» **Task directions**:
For the copy, please give all of the data again exactly and leave the pictures out.

» **Records to use**:
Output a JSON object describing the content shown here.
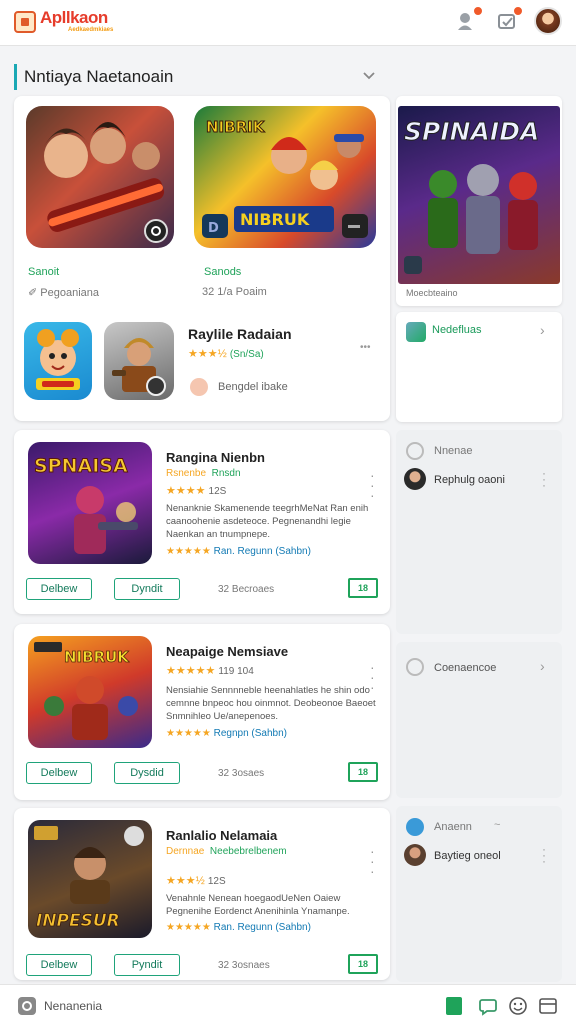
{
  "header": {
    "logo_text": "Apllkaon",
    "logo_sub": "Aedkaedmkiaes",
    "icons": [
      "notifications-icon",
      "messages-icon",
      "profile-avatar"
    ],
    "badge_color": "#f05a2a"
  },
  "section": {
    "title": "Nntiaya  Naetanoain"
  },
  "featured": {
    "game1": {
      "label": "Sanoit",
      "meta": "Pegoaniana"
    },
    "game2": {
      "label": "Sanods",
      "meta": "32 1/a Poaim"
    },
    "banner_word": "NIBRUK",
    "game3": {
      "title": "Raylile Radaian",
      "stars": "★★★½",
      "rating": "(Sn/Sa)",
      "more": "•••",
      "note": "Bengdel ibake"
    }
  },
  "right": {
    "top_art_title": "SPINAIDA",
    "top_caption": "Moecbteaino",
    "row1_label": "Nedefluas",
    "panel1": {
      "title": "Nnenae",
      "row": "Rephulg oaoni"
    },
    "panel2": {
      "title": "Coenaencoe"
    },
    "panel3": {
      "title": "Anaenn",
      "tilde": "~",
      "row": "Baytieg oneol"
    }
  },
  "apps": [
    {
      "title": "Rangina Nienbn",
      "sub_a": "Rsnenbe",
      "sub_b": "Rnsdn",
      "stars": "★★★★",
      "rating": "12S",
      "desc": "Nenanknie Skamenende teegrhMeNat Ran enih caanoohenie asdeteoce. Pegnenandhi legie Naenkan an tnumpnepe.",
      "stars2": "★★★★★",
      "rating_link": "Ran. Regunn (Sahbn)",
      "btn1": "Delbew",
      "btn2": "Dyndit",
      "count": "32 Becroaes",
      "box": "18",
      "art": "SPNAISA"
    },
    {
      "title": "Neapaige Nemsiave",
      "sub_a": "",
      "sub_b": "",
      "stars": "★★★★★",
      "rating": "119 104",
      "desc": "Nensiahie Sennnneble heenahlatles he shin odo cemnne bnpeoc hou oinmnot. Deobeonoe Baeoet Snmnihleo Ue/anepenoes.",
      "stars2": "★★★★★",
      "rating_link": "Regnpn (Sahbn)",
      "btn1": "Delbew",
      "btn2": "Dysdid",
      "count": "32 3osaes",
      "box": "18",
      "art": "NIBRUK"
    },
    {
      "title": "Ranlalio Nelamaia",
      "sub_a": "Dernnae",
      "sub_b": "Neebebrelbenem",
      "stars": "★★★½",
      "rating": "12S",
      "desc": "Venahnle Nenean hoegaodUeNen Oaiew Pegnenihe Eordenct Anenihinla Ynamanpe.",
      "stars2": "★★★★★",
      "rating_link": "Ran. Regunn (Sahbn)",
      "btn1": "Delbew",
      "btn2": "Pyndit",
      "count": "32 3osnaes",
      "box": "18",
      "art": "INPESUR"
    }
  ],
  "bottom": {
    "label": "Nenanenia"
  }
}
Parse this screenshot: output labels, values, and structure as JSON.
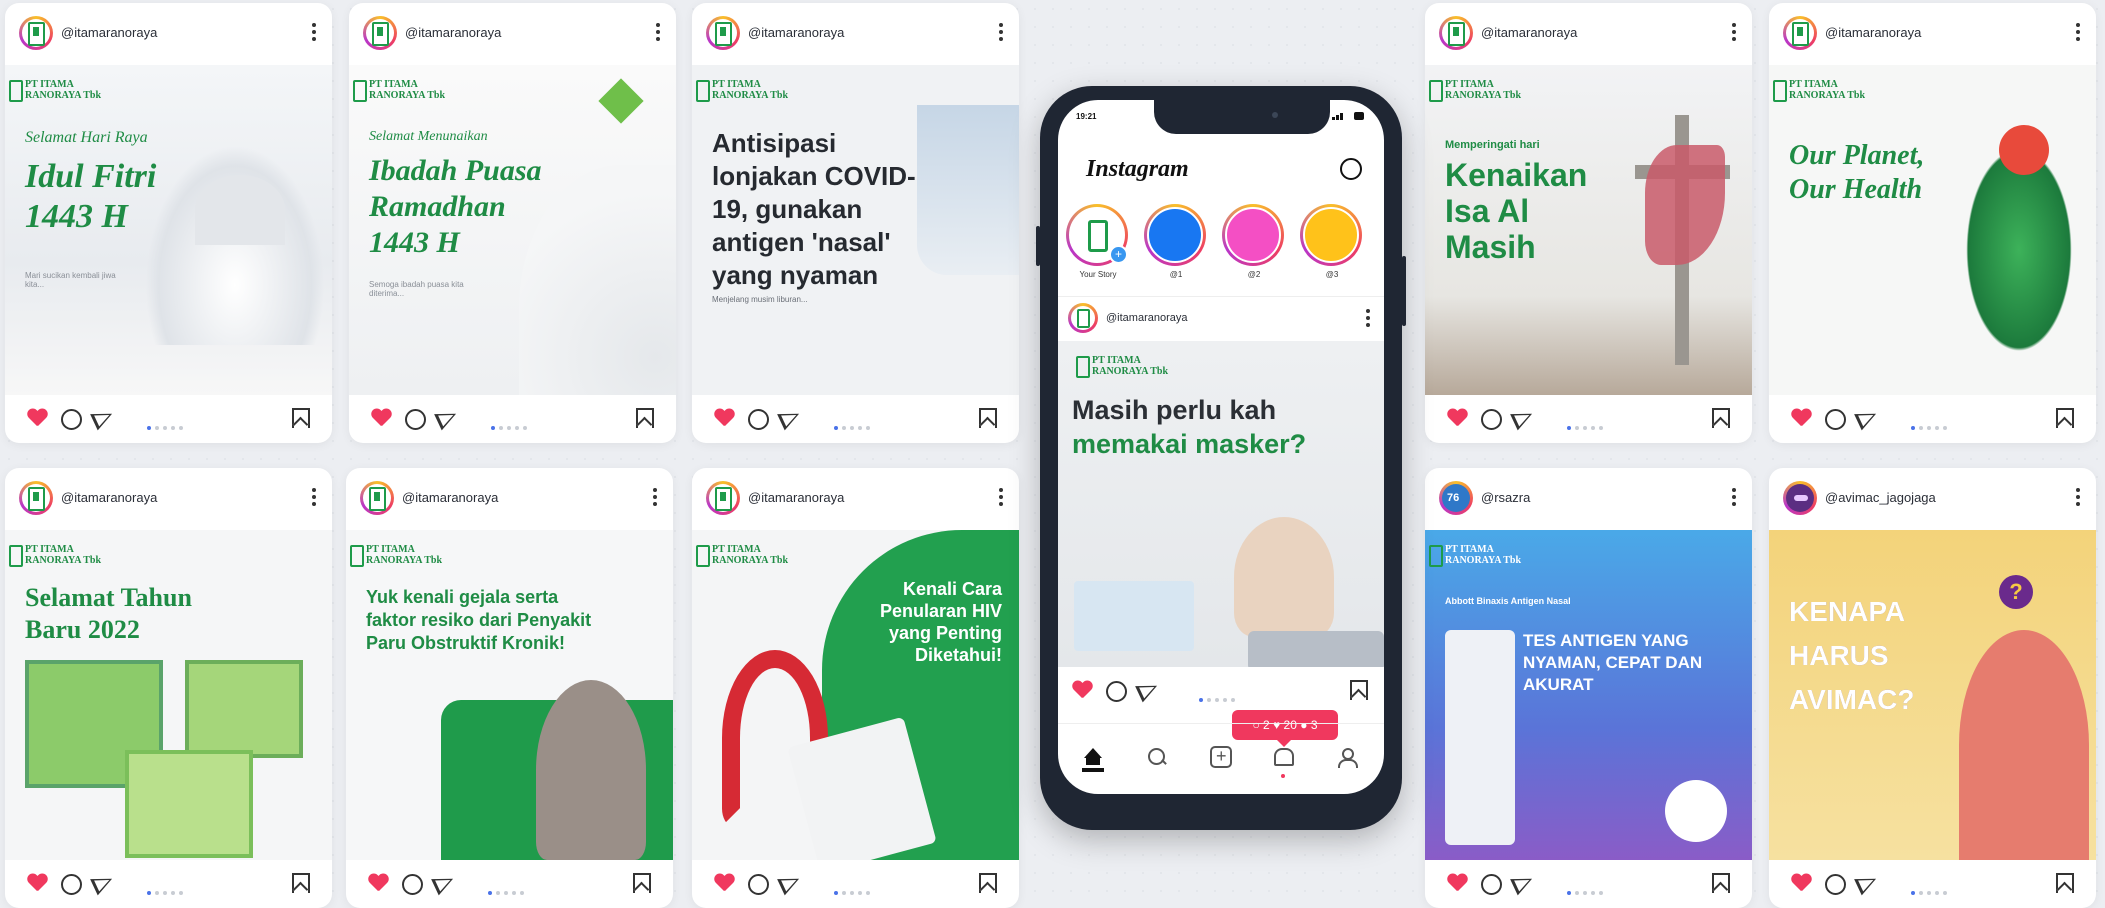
{
  "cards": [
    {
      "user": "@itamaranoraya",
      "brand": "PT ITAMA RANORAYA Tbk",
      "pre": "Selamat Hari Raya",
      "headline": "Idul Fitri 1443 H",
      "body": "Mari sucikan kembali jiwa kita..."
    },
    {
      "user": "@itamaranoraya",
      "brand": "PT ITAMA RANORAYA Tbk",
      "pre": "Selamat Menunaikan",
      "headline": "Ibadah Puasa Ramadhan 1443 H",
      "body": "Semoga ibadah puasa kita diterima..."
    },
    {
      "user": "@itamaranoraya",
      "brand": "PT ITAMA RANORAYA Tbk",
      "pre": "",
      "headline": "Antisipasi lonjakan COVID-19, gunakan antigen 'nasal' yang nyaman",
      "body": "Menjelang musim liburan..."
    },
    {
      "user": "@itamaranoraya",
      "brand": "PT ITAMA RANORAYA Tbk",
      "pre": "Memperingati hari",
      "headline": "Kenaikan Isa Al Masih",
      "body": ""
    },
    {
      "user": "@itamaranoraya",
      "brand": "PT ITAMA RANORAYA Tbk",
      "pre": "",
      "headline": "Our Planet, Our Health",
      "body": ""
    },
    {
      "user": "@itamaranoraya",
      "brand": "PT ITAMA RANORAYA Tbk",
      "pre": "",
      "headline": "Selamat Tahun Baru 2022",
      "body": ""
    },
    {
      "user": "@itamaranoraya",
      "brand": "PT ITAMA RANORAYA Tbk",
      "pre": "",
      "headline": "Yuk kenali gejala serta faktor resiko dari Penyakit Paru Obstruktif Kronik!",
      "body": ""
    },
    {
      "user": "@itamaranoraya",
      "brand": "PT ITAMA RANORAYA Tbk",
      "pre": "",
      "headline": "Kenali Cara Penularan HIV yang Penting Diketahui!",
      "body": ""
    },
    {
      "user": "@rsazra",
      "brand": "PT ITAMA RANORAYA Tbk",
      "pre": "Abbott Binaxis Antigen Nasal",
      "headline": "TES ANTIGEN YANG NYAMAN, CEPAT DAN AKURAT",
      "body": ""
    },
    {
      "user": "@avimac_jagojaga",
      "brand": "",
      "pre": "",
      "headline": "KENAPA HARUS AVIMAC?",
      "body": ""
    }
  ],
  "phone": {
    "time": "19:21",
    "app_title": "Instagram",
    "stories": [
      {
        "label": "Your Story"
      },
      {
        "label": "@1"
      },
      {
        "label": "@2"
      },
      {
        "label": "@3"
      }
    ],
    "post": {
      "user": "@itamaranoraya",
      "brand": "PT ITAMA RANORAYA Tbk",
      "headline_a": "Masih perlu kah",
      "headline_b": "memakai masker?"
    },
    "notif": {
      "comments": "2",
      "likes": "20",
      "follows": "3"
    }
  }
}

» **Exercise solution**:
Output a JSON object describing the content shown here.
{
  "header": {
    "logo_text": "Apllkaon",
    "logo_sub": "Aedkaedmkiaes",
    "icons": [
      "notifications-icon",
      "messages-icon",
      "profile-avatar"
    ],
    "badge_color": "#f05a2a"
  },
  "section": {
    "title": "Nntiaya  Naetanoain"
  },
  "featured": {
    "game1": {
      "label": "Sanoit",
      "meta": "Pegoaniana"
    },
    "game2": {
      "label": "Sanods",
      "meta": "32 1/a Poaim"
    },
    "banner_word": "NIBRUK",
    "game3": {
      "title": "Raylile Radaian",
      "stars": "★★★½",
      "rating": "(Sn/Sa)",
      "more": "•••",
      "note": "Bengdel ibake"
    }
  },
  "right": {
    "top_art_title": "SPINAIDA",
    "top_caption": "Moecbteaino",
    "row1_label": "Nedefluas",
    "panel1": {
      "title": "Nnenae",
      "row": "Rephulg oaoni"
    },
    "panel2": {
      "title": "Coenaencoe"
    },
    "panel3": {
      "title": "Anaenn",
      "tilde": "~",
      "row": "Baytieg oneol"
    }
  },
  "apps": [
    {
      "title": "Rangina Nienbn",
      "sub_a": "Rsnenbe",
      "sub_b": "Rnsdn",
      "stars": "★★★★",
      "rating": "12S",
      "desc": "Nenanknie Skamenende teegrhMeNat Ran enih caanoohenie asdeteoce. Pegnenandhi legie Naenkan an tnumpnepe.",
      "stars2": "★★★★★",
      "rating_link": "Ran. Regunn (Sahbn)",
      "btn1": "Delbew",
      "btn2": "Dyndit",
      "count": "32 Becroaes",
      "box": "18",
      "art": "SPNAISA"
    },
    {
      "title": "Neapaige Nemsiave",
      "sub_a": "",
      "sub_b": "",
      "stars": "★★★★★",
      "rating": "119 104",
      "desc": "Nensiahie Sennnneble heenahlatles he shin odo cemnne bnpeoc hou oinmnot. Deobeonoe Baeoet Snmnihleo Ue/anepenoes.",
      "stars2": "★★★★★",
      "rating_link": "Regnpn (Sahbn)",
      "btn1": "Delbew",
      "btn2": "Dysdid",
      "count": "32 3osaes",
      "box": "18",
      "art": "NIBRUK"
    },
    {
      "title": "Ranlalio Nelamaia",
      "sub_a": "Dernnae",
      "sub_b": "Neebebrelbenem",
      "stars": "★★★½",
      "rating": "12S",
      "desc": "Venahnle Nenean hoegaodUeNen Oaiew Pegnenihe Eordenct Anenihinla Ynamanpe.",
      "stars2": "★★★★★",
      "rating_link": "Ran. Regunn (Sahbn)",
      "btn1": "Delbew",
      "btn2": "Pyndit",
      "count": "32 3osnaes",
      "box": "18",
      "art": "INPESUR"
    }
  ],
  "bottom": {
    "label": "Nenanenia"
  }
}
Parse this screenshot: output labels, values, and structure as JSON.
{
  "cards": [
    {
      "user": "@itamaranoraya",
      "brand": "PT ITAMA RANORAYA Tbk",
      "pre": "Selamat Hari Raya",
      "headline": "Idul Fitri 1443 H",
      "body": "Mari sucikan kembali jiwa kita..."
    },
    {
      "user": "@itamaranoraya",
      "brand": "PT ITAMA RANORAYA Tbk",
      "pre": "Selamat Menunaikan",
      "headline": "Ibadah Puasa Ramadhan 1443 H",
      "body": "Semoga ibadah puasa kita diterima..."
    },
    {
      "user": "@itamaranoraya",
      "brand": "PT ITAMA RANORAYA Tbk",
      "pre": "",
      "headline": "Antisipasi lonjakan COVID-19, gunakan antigen 'nasal' yang nyaman",
      "body": "Menjelang musim liburan..."
    },
    {
      "user": "@itamaranoraya",
      "brand": "PT ITAMA RANORAYA Tbk",
      "pre": "Memperingati hari",
      "headline": "Kenaikan Isa Al Masih",
      "body": ""
    },
    {
      "user": "@itamaranoraya",
      "brand": "PT ITAMA RANORAYA Tbk",
      "pre": "",
      "headline": "Our Planet, Our Health",
      "body": ""
    },
    {
      "user": "@itamaranoraya",
      "brand": "PT ITAMA RANORAYA Tbk",
      "pre": "",
      "headline": "Selamat Tahun Baru 2022",
      "body": ""
    },
    {
      "user": "@itamaranoraya",
      "brand": "PT ITAMA RANORAYA Tbk",
      "pre": "",
      "headline": "Yuk kenali gejala serta faktor resiko dari Penyakit Paru Obstruktif Kronik!",
      "body": ""
    },
    {
      "user": "@itamaranoraya",
      "brand": "PT ITAMA RANORAYA Tbk",
      "pre": "",
      "headline": "Kenali Cara Penularan HIV yang Penting Diketahui!",
      "body": ""
    },
    {
      "user": "@rsazra",
      "brand": "PT ITAMA RANORAYA Tbk",
      "pre": "Abbott Binaxis Antigen Nasal",
      "headline": "TES ANTIGEN YANG NYAMAN, CEPAT DAN AKURAT",
      "body": ""
    },
    {
      "user": "@avimac_jagojaga",
      "brand": "",
      "pre": "",
      "headline": "KENAPA HARUS AVIMAC?",
      "body": ""
    }
  ],
  "phone": {
    "time": "19:21",
    "app_title": "Instagram",
    "stories": [
      {
        "label": "Your Story"
      },
      {
        "label": "@1"
      },
      {
        "label": "@2"
      },
      {
        "label": "@3"
      }
    ],
    "post": {
      "user": "@itamaranoraya",
      "brand": "PT ITAMA RANORAYA Tbk",
      "headline_a": "Masih perlu kah",
      "headline_b": "memakai masker?"
    },
    "notif": {
      "comments": "2",
      "likes": "20",
      "follows": "3"
    }
  }
}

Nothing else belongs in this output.